Collection entries:
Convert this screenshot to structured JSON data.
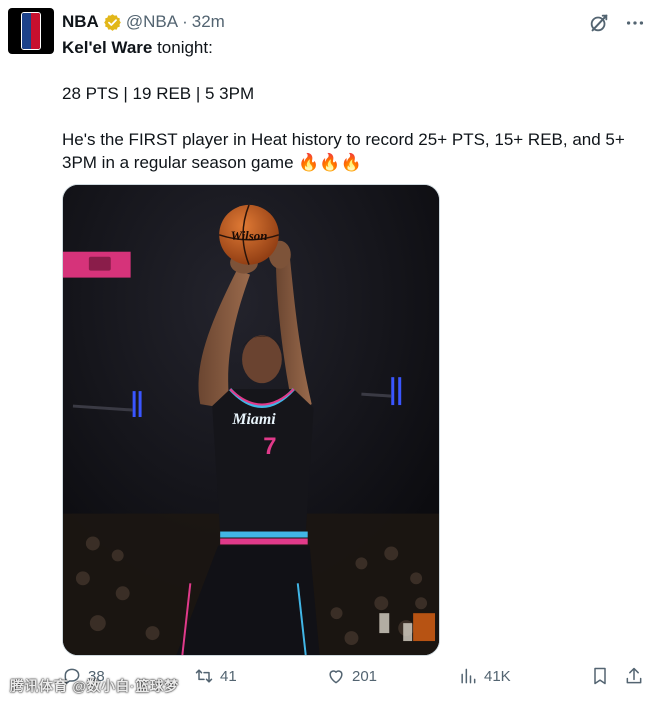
{
  "post": {
    "author": {
      "display_name": "NBA",
      "handle": "@NBA",
      "separator": "·",
      "time": "32m",
      "verified": true,
      "avatar_icon": "nba-logo-icon"
    },
    "text": {
      "line1_mention": "Kel'el Ware",
      "line1_rest": " tonight:",
      "stats": "28 PTS | 19 REB | 5 3PM",
      "body": "He's the FIRST player in Heat history to record 25+ PTS, 15+ REB, and 5+ 3PM in a regular season game",
      "emoji": "🔥🔥🔥"
    },
    "media": {
      "ball_brand": "Wilson",
      "jersey_script": "Miami",
      "jersey_number": "7"
    },
    "actions": {
      "replies": "38",
      "reposts": "41",
      "likes": "201",
      "views": "41K"
    }
  },
  "watermark": "腾讯体育 @数小白·篮球梦",
  "colors": {
    "text_primary": "#0f1419",
    "text_secondary": "#536471",
    "verified_gold": "#e2b719",
    "heat_pink": "#e03a8a",
    "heat_blue": "#41b6e6"
  }
}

■ Exercise requirements:
Your task is an exact transcription of all the data, minus the pictures.

■ Task answer:
Convert this screenshot to structured JSON data.
{
  "post": {
    "author": {
      "display_name": "NBA",
      "handle": "@NBA",
      "separator": "·",
      "time": "32m",
      "verified": true,
      "avatar_icon": "nba-logo-icon"
    },
    "text": {
      "line1_mention": "Kel'el Ware",
      "line1_rest": " tonight:",
      "stats": "28 PTS | 19 REB | 5 3PM",
      "body": "He's the FIRST player in Heat history to record 25+ PTS, 15+ REB, and 5+ 3PM in a regular season game",
      "emoji": "🔥🔥🔥"
    },
    "media": {
      "ball_brand": "Wilson",
      "jersey_script": "Miami",
      "jersey_number": "7"
    },
    "actions": {
      "replies": "38",
      "reposts": "41",
      "likes": "201",
      "views": "41K"
    }
  },
  "watermark": "腾讯体育 @数小白·篮球梦",
  "colors": {
    "text_primary": "#0f1419",
    "text_secondary": "#536471",
    "verified_gold": "#e2b719",
    "heat_pink": "#e03a8a",
    "heat_blue": "#41b6e6"
  }
}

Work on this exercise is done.